··· MATERIAL SUPPLIED ···

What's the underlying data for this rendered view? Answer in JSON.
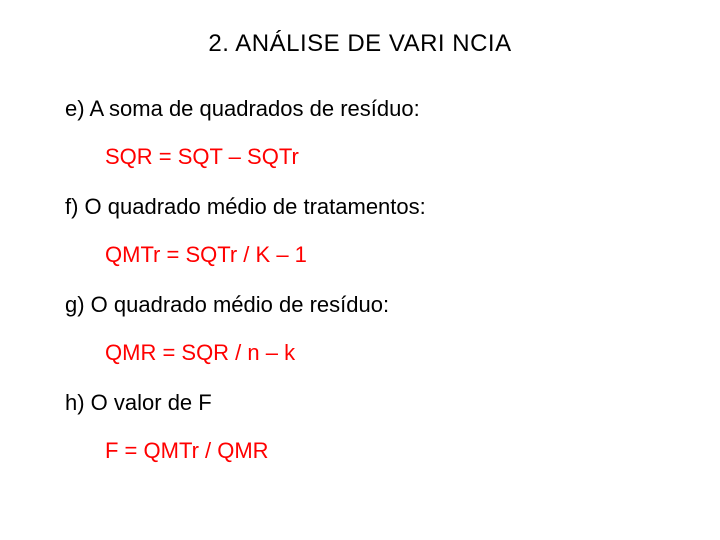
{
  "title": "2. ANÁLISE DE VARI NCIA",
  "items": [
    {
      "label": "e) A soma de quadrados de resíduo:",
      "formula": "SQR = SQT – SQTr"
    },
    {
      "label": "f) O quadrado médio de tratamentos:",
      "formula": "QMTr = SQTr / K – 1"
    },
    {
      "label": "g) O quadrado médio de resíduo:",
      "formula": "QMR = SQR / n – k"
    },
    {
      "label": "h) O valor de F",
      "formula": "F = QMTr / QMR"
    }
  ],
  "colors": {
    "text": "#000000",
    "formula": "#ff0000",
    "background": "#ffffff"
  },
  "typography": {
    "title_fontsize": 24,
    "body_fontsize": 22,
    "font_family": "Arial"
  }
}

···
··· MATERIAL SUPPLIED ···

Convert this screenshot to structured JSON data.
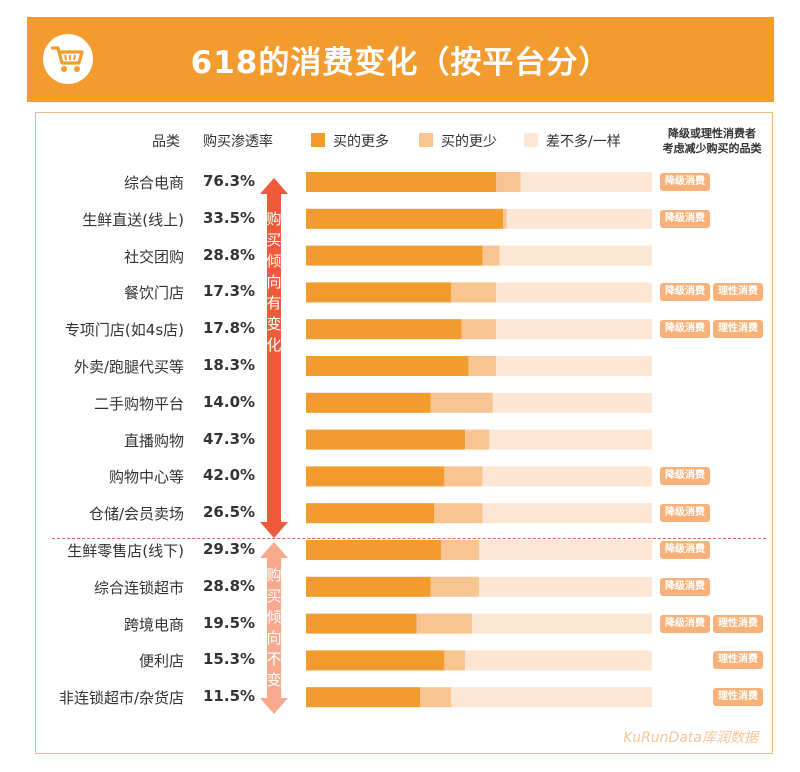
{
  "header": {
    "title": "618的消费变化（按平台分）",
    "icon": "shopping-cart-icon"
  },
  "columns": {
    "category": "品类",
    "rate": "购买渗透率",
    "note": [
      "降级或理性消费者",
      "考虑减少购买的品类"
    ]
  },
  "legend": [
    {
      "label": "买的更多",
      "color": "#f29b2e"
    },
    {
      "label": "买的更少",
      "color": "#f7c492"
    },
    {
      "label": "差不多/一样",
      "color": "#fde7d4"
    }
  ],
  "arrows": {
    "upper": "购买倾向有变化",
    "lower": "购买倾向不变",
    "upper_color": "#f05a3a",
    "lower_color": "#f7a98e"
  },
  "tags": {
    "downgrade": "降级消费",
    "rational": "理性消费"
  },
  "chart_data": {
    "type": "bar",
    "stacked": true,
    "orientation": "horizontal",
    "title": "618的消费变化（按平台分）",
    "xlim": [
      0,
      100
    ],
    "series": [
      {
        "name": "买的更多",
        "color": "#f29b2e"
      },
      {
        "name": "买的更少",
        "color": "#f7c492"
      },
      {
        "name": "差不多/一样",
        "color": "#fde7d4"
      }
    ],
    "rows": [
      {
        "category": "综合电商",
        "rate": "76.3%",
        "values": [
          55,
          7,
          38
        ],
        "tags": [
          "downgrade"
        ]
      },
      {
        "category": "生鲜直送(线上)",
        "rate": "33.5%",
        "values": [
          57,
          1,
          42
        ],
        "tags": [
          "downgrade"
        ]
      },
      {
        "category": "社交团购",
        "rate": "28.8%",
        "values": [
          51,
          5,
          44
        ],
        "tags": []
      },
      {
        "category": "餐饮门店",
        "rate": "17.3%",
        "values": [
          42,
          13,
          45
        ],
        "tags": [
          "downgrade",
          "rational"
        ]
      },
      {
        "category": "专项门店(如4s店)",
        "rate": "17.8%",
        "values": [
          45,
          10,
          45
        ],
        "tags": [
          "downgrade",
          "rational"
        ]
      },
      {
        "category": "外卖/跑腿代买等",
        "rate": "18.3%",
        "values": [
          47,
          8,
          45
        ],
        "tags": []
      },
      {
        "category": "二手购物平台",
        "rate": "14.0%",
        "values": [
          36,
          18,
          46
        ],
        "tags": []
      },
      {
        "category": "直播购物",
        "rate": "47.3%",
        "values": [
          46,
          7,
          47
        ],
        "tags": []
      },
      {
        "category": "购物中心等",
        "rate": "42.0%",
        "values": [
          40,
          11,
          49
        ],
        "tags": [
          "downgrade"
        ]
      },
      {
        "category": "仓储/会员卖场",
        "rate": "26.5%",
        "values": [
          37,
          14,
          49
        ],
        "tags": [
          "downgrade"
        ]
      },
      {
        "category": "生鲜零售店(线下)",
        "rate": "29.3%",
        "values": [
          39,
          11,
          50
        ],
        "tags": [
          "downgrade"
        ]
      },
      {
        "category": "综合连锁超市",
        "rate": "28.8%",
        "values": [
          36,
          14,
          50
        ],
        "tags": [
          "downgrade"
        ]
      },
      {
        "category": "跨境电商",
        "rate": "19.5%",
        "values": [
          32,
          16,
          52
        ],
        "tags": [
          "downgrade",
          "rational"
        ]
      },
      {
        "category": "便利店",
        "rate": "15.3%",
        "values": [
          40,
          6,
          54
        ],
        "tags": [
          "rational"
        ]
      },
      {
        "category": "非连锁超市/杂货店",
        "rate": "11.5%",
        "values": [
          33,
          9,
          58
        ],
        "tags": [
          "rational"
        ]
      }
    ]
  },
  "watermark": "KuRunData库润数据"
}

···

OBJECTIVE →
What is the number of lines that contain "QMTr"? Reply with that number alone.

SOLUTION FOR THIS PROBLEM →
2